• **WORK ITEM A**: According to the data science notes, what range of values does correlation give?
• **WORK ITEM B**: Transcribe the part of the data science notes that opens with the words containing "Bias & Variance" and closes with "in opposite directions.".
• **WORK ITEM C**: Go on with the data science notes, picking up right after their last sentence.

• **DOCUMENT SECTION**:
-.-.-

In machine learning, the bias-variance trade-off is crucial for finding the right balance between two sources of error: bias and variance.

Bias-Variance Trade-off Scenarios:

ScenarioBiasVarianceOutcome
Best fit (Ideal Scenario)LowLowModel captures underlying patterns well.
UnderfittingHighLowModel is too simple and doesn't capture patterns (High bias).
OverfittingLowHighModel is too complex and fits noise in the data (High variance).
Worst CaseHighHighDoes not capture underlying patterns and fits noise (High bias and variance).


Bias & Variance Image



Explain the concept of correlation and covariance?

Correlation: Correlation is a statistical measure that describes the strength and direction of a linear relationship between two variables. A positive correlation indicates that the two variables increase or decrease together, while a negative correlation indicates that the two variables move in opposite directions.

Covariance: Covariance is a measure of the joint variability of two random variables. It is used to measure how two variables are related. A positive covariance indicates that the variables tend to increase or decrease together, while a negative covariance indicates that one variable tends to increase when the other decreases.

While covariance gives the direction of the relationship between variables, it does not provide a standardized measure. Correlation, on the other hand, standardizes the measure, giving a value between -1 and 1, making it easier to interpret and compare relationships between different pairs of variables.



Why is hypothesis testing useful for a data scientist?

Hypothesis testing is a statistical technique used in data science to evaluate the validity of a claim or hypothesis about a population. It is used to determine whether there is sufficient evidence to support a claim or hypothesis and to assess the statistical significance of the results.

There are many situations in data science where hypothesis testing is useful. For example, it can be used to test the effectiveness of a new marketing campaign, to determine if there is a significant difference between the means of two groups, to evaluate the relationship between two variables, or to assess the accuracy of a predictive model.

Hypothesis testing is an important tool in data science because it allows data scientists to make informed decisions based on data, rather than relying on assumptions or subjective opinions. It helps data scientists to draw conclusions about the data that are supported by statistical evidence, and to communicate their findings in a clear and reliable manner. Hypothesis testing is therefore a key component of the scientific method and a fundamental aspect of data science practice.

-.-.-

• **LISTED ENTRIES**:
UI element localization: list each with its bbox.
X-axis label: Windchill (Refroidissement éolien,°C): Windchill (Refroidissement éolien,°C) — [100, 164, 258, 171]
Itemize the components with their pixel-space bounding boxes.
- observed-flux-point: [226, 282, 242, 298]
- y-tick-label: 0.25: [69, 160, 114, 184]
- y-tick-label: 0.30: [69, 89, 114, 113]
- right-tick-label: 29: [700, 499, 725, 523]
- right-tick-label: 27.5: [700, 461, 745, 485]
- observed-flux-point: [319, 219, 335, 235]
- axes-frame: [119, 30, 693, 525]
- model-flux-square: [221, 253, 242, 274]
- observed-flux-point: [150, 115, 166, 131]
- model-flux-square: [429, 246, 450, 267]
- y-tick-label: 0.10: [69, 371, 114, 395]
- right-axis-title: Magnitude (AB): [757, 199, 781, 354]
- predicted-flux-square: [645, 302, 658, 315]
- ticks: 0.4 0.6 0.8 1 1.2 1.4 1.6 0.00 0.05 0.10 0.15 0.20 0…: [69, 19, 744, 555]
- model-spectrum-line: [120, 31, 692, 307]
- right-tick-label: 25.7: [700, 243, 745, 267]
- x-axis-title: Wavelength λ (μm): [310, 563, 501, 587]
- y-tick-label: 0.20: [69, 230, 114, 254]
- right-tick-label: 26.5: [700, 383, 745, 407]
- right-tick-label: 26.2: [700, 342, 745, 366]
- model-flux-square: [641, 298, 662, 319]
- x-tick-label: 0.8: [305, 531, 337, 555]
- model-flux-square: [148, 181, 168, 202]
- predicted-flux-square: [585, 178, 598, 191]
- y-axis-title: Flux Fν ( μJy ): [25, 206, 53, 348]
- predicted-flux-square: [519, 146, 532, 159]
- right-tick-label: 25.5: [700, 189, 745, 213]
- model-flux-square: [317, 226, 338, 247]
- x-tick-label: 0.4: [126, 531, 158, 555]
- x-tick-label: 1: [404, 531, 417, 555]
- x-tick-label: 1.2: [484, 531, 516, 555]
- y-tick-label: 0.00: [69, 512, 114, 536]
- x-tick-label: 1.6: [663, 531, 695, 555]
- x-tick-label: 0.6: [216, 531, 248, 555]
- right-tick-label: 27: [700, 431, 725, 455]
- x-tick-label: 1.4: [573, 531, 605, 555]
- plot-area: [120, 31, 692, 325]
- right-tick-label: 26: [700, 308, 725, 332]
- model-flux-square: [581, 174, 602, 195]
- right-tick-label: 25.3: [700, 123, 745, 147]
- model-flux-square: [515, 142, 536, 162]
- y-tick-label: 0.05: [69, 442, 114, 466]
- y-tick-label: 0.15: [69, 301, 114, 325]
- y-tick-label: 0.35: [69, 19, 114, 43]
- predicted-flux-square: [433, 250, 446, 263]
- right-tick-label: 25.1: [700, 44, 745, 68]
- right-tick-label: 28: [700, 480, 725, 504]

-.-.-

• **FINAL ANSWER A**: A value between -1 and 1.

• **FINAL ANSWER B**:
Bias & Variance Image



Explain the concept of correlation and covariance?

Correlation: Correlation is a statistical measure that describes the strength and direction of a linear relationship between two variables. A positive correlation indicates that the two variables increase or decrease together, while a negative correlation indicates that the two variables move in opposite directions.

• **FINAL ANSWER C**:
What is the significance of the p-value?

The p-value is used to determine the statistical significance of a result. In hypothesis testing, the p-value assesses the probability of obtaining a result that is at least as extreme as the one observed, given that the null hypothesis is true. If the p-value is less than the predetermined level significance (usually denoted as alpha, α), then the result is considered statistically significant, and the null hypothesis is rejected.

The significance of the p-value lies in its ability to allow researchers to make decisions about the data based on a predetermined level of confidence. By setting a level of significance before conducting the statistical test, researchers can determine whether the results are likely to have occurred by chance or if there is a real effect present in the data.



What are the different types of sampling techniques used by data analysts?

There are various sampling techniques that data analysts commonly use. Here are some of the most common ones:

  • Simple Random Sampling: This is a basic form of sampling where each member of the population has an equal chance of being selected for the sample.

  • Stratified Random Sampling: Involves dividing the population into subgroups (strata) based on certain characteristics and selecting a random sample from each stratum.

  • Cluster Sampling: Divides the population into smaller groups (clusters) and selects a random sample of clusters.

  • Systematic Sampling: Involves selecting every kth member of the population to be included in the sample.